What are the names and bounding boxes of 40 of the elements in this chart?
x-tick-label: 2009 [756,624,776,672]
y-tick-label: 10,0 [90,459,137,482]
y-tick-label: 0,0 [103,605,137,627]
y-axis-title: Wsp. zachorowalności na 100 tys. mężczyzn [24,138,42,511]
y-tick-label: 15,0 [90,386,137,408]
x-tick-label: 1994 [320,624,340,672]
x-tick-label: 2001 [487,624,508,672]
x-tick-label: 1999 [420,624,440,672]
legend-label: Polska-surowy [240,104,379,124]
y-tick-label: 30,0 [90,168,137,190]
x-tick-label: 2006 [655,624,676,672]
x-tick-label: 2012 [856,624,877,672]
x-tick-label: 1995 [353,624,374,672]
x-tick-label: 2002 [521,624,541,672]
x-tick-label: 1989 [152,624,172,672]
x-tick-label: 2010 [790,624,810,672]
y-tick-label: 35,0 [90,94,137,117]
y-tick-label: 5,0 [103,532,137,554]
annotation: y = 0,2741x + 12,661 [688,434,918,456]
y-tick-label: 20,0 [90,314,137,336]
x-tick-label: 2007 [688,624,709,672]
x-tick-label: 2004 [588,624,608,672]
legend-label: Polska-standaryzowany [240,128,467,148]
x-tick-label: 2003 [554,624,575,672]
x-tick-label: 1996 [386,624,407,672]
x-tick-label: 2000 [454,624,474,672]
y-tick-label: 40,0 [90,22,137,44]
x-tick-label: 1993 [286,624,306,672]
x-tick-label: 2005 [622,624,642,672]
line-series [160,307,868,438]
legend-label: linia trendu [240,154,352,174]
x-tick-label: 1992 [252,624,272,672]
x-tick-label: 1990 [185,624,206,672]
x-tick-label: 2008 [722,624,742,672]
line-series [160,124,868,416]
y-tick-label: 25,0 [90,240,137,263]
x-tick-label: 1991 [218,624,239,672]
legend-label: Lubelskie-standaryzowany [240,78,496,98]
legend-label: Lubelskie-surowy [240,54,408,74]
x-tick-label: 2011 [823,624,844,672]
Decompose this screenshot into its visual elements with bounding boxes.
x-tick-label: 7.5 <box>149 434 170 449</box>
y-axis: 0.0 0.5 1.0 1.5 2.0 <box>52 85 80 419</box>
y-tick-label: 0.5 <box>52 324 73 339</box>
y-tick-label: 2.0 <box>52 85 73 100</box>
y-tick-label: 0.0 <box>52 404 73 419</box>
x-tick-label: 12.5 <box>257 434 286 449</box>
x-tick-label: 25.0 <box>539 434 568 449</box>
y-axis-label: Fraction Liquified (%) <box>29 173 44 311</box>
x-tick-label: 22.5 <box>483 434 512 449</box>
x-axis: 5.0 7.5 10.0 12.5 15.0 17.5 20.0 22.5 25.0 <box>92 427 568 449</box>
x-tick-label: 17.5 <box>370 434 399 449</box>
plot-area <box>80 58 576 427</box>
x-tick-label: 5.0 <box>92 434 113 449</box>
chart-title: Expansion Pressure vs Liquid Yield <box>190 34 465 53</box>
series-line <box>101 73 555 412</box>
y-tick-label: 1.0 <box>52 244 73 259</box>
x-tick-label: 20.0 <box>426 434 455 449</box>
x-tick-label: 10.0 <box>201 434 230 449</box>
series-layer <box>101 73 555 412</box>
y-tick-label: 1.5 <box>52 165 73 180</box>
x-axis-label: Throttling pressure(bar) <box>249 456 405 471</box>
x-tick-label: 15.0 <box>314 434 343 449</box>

- Short task: Starting at the first line of the material and ending at the line that contains "x-tick-label: 2012 [856,624,877,672]", quote every line word for word, including both of those lines.

- Output of the exercise:
What are the names and bounding boxes of 40 of the elements in this chart?
x-tick-label: 2009 [756,624,776,672]
y-tick-label: 10,0 [90,459,137,482]
y-tick-label: 0,0 [103,605,137,627]
y-axis-title: Wsp. zachorowalności na 100 tys. mężczyzn [24,138,42,511]
y-tick-label: 15,0 [90,386,137,408]
x-tick-label: 1994 [320,624,340,672]
x-tick-label: 2001 [487,624,508,672]
x-tick-label: 1999 [420,624,440,672]
legend-label: Polska-surowy [240,104,379,124]
y-tick-label: 30,0 [90,168,137,190]
x-tick-label: 2006 [655,624,676,672]
x-tick-label: 2012 [856,624,877,672]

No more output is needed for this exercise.